_WRITTEN INSTRUCTION_: Counting only lines that hold "width", give the total and nothing more.

────────

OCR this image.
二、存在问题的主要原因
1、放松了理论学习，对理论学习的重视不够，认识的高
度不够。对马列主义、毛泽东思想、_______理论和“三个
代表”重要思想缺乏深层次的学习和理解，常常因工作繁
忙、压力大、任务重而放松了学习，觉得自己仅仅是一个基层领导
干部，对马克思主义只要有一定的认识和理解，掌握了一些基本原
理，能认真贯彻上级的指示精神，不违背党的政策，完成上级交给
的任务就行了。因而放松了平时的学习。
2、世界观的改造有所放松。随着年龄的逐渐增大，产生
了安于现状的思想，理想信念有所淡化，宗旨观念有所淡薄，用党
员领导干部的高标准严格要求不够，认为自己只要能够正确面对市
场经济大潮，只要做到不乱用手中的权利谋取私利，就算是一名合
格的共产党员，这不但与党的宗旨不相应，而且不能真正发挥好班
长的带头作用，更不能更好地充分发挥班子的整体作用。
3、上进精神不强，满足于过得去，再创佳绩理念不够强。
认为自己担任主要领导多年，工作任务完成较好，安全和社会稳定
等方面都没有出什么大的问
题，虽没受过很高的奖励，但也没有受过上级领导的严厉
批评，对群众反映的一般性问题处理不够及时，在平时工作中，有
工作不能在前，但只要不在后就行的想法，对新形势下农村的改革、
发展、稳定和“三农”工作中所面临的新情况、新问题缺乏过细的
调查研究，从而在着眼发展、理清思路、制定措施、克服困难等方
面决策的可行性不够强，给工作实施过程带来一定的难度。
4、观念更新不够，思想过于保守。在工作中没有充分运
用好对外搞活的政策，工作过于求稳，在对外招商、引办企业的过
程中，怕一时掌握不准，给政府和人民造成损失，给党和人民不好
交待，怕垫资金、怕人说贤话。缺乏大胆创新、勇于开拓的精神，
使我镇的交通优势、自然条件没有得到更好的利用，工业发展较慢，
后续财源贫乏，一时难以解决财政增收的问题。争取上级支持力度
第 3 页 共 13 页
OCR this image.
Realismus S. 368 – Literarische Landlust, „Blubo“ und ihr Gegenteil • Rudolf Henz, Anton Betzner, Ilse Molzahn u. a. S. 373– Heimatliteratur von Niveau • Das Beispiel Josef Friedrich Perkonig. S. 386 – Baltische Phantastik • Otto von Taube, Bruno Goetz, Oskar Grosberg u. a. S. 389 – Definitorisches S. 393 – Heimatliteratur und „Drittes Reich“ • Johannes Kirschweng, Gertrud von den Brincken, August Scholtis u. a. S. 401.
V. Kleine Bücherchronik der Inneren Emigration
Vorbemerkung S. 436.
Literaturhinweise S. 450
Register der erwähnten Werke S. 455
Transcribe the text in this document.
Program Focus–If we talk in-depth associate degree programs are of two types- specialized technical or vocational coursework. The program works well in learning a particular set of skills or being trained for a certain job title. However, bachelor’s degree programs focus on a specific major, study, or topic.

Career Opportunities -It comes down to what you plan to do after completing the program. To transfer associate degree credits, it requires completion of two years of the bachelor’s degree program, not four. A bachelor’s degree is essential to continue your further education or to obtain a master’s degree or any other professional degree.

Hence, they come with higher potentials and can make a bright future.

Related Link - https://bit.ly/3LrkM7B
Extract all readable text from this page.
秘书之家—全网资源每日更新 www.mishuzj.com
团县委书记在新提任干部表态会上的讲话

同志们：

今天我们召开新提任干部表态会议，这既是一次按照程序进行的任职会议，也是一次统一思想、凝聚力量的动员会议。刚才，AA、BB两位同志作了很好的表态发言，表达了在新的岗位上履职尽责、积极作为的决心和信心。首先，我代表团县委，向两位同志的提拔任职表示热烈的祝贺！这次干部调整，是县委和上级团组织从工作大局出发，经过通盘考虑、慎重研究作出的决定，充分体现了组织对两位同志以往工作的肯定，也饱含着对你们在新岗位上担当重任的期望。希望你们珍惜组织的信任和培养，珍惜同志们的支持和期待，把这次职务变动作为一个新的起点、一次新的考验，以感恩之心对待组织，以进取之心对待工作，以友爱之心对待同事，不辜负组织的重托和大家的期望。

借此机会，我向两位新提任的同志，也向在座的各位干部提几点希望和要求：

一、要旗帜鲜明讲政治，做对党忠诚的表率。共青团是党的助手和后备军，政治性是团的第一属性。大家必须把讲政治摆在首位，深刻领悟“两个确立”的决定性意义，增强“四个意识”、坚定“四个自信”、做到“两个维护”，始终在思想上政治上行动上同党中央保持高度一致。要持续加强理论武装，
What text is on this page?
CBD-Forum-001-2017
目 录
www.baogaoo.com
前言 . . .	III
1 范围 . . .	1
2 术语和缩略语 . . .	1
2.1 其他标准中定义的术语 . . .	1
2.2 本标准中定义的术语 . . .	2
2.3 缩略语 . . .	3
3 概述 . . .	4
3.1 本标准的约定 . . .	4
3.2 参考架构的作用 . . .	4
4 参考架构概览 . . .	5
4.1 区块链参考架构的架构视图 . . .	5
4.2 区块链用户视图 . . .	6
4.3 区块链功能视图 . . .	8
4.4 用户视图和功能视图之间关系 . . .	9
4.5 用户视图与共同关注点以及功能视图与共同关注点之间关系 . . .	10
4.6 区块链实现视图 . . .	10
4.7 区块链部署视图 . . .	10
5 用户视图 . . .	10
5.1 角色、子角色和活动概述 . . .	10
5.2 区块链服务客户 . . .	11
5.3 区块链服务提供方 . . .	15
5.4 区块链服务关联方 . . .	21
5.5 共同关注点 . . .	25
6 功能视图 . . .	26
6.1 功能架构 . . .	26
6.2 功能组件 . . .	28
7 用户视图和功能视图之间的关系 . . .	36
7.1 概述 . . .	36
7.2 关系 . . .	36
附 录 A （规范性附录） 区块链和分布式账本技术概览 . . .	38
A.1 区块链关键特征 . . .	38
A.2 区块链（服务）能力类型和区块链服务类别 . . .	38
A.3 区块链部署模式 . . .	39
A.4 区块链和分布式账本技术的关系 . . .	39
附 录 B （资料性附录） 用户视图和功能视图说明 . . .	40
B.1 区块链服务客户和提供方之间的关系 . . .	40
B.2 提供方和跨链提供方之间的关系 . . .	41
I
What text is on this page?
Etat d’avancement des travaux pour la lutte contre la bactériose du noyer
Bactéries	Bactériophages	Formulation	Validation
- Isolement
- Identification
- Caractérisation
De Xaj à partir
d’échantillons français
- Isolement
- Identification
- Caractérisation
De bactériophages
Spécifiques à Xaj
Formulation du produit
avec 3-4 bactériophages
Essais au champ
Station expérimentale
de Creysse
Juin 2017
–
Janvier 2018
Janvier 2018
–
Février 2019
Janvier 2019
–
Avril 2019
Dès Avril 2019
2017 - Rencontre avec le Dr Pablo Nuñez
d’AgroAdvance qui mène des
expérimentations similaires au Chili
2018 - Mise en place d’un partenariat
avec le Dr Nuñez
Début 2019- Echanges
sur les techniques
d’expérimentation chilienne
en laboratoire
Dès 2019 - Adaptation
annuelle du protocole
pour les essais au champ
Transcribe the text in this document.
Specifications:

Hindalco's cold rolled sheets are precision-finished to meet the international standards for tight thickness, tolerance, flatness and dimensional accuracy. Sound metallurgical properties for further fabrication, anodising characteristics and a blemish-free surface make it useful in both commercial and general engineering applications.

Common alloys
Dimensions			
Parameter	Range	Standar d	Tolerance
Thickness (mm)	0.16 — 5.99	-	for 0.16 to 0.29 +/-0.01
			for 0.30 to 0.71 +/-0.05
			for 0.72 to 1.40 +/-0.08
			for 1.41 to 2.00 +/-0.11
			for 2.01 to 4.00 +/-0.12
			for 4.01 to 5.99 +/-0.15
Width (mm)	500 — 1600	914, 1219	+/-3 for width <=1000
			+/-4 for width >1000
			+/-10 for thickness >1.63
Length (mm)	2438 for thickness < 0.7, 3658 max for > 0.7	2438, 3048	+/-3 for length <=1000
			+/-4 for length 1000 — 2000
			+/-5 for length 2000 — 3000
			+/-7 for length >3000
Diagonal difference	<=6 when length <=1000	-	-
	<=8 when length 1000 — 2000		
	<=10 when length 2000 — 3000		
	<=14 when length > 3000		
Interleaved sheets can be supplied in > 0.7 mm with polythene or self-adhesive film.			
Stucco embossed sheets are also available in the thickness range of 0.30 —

────────

_RESULT OF THE EXERCISE_: 2